===== RAW RECORDS

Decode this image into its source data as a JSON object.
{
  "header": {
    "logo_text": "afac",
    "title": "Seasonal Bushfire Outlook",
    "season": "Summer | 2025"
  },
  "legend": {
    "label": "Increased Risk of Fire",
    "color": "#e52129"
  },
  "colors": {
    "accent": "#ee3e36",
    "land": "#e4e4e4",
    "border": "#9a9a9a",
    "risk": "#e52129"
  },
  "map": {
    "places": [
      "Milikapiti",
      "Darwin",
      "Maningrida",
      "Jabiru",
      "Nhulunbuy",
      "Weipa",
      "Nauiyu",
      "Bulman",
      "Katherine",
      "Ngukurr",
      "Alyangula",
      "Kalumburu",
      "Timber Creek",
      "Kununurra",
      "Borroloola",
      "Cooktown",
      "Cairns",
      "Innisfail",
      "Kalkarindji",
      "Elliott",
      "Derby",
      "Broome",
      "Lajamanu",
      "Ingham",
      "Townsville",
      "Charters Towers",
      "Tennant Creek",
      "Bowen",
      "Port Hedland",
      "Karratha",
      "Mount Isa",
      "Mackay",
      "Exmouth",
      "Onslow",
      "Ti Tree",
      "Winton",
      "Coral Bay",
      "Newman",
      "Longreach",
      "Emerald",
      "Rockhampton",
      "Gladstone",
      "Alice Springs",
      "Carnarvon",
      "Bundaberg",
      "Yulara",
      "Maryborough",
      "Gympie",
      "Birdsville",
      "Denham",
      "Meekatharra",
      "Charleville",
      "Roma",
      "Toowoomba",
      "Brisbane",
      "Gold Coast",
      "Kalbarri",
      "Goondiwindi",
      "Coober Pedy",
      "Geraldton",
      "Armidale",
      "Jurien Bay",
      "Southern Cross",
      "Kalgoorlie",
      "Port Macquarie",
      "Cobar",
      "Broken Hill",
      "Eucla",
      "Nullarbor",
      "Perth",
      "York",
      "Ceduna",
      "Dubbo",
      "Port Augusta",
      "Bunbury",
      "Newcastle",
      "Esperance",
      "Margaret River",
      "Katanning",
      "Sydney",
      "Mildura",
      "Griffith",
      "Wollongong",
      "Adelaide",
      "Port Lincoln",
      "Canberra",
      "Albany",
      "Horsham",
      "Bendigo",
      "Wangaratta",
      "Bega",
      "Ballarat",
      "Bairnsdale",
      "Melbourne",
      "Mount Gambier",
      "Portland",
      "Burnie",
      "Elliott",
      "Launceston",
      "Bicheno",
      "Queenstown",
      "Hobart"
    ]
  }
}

==========

== INSTRUCTIONS FOR THE TASK ==
Write out all of the records above exactly as they appear.

== FINAL ANSWER ==
Decode this image into its source data as a JSON object.
{
  "header": {
    "logo_text": "afac",
    "title": "Seasonal Bushfire Outlook",
    "season": "Summer | 2025"
  },
  "legend": {
    "label": "Increased Risk of Fire",
    "color": "#e52129"
  },
  "colors": {
    "accent": "#ee3e36",
    "land": "#e4e4e4",
    "border": "#9a9a9a",
    "risk": "#e52129"
  },
  "map": {
    "places": [
      "Milikapiti",
      "Darwin",
      "Maningrida",
      "Jabiru",
      "Nhulunbuy",
      "Weipa",
      "Nauiyu",
      "Bulman",
      "Katherine",
      "Ngukurr",
      "Alyangula",
      "Kalumburu",
      "Timber Creek",
      "Kununurra",
      "Borroloola",
      "Cooktown",
      "Cairns",
      "Innisfail",
      "Kalkarindji",
      "Elliott",
      "Derby",
      "Broome",
      "Lajamanu",
      "Ingham",
      "Townsville",
      "Charters Towers",
      "Tennant Creek",
      "Bowen",
      "Port Hedland",
      "Karratha",
      "Mount Isa",
      "Mackay",
      "Exmouth",
      "Onslow",
      "Ti Tree",
      "Winton",
      "Coral Bay",
      "Newman",
      "Longreach",
      "Emerald",
      "Rockhampton",
      "Gladstone",
      "Alice Springs",
      "Carnarvon",
      "Bundaberg",
      "Yulara",
      "Maryborough",
      "Gympie",
      "Birdsville",
      "Denham",
      "Meekatharra",
      "Charleville",
      "Roma",
      "Toowoomba",
      "Brisbane",
      "Gold Coast",
      "Kalbarri",
      "Goondiwindi",
      "Coober Pedy",
      "Geraldton",
      "Armidale",
      "Jurien Bay",
      "Southern Cross",
      "Kalgoorlie",
      "Port Macquarie",
      "Cobar",
      "Broken Hill",
      "Eucla",
      "Nullarbor",
      "Perth",
      "York",
      "Ceduna",
      "Dubbo",
      "Port Augusta",
      "Bunbury",
      "Newcastle",
      "Esperance",
      "Margaret River",
      "Katanning",
      "Sydney",
      "Mildura",
      "Griffith",
      "Wollongong",
      "Adelaide",
      "Port Lincoln",
      "Canberra",
      "Albany",
      "Horsham",
      "Bendigo",
      "Wangaratta",
      "Bega",
      "Ballarat",
      "Bairnsdale",
      "Melbourne",
      "Mount Gambier",
      "Portland",
      "Burnie",
      "Elliott",
      "Launceston",
      "Bicheno",
      "Queenstown",
      "Hobart"
    ]
  }
}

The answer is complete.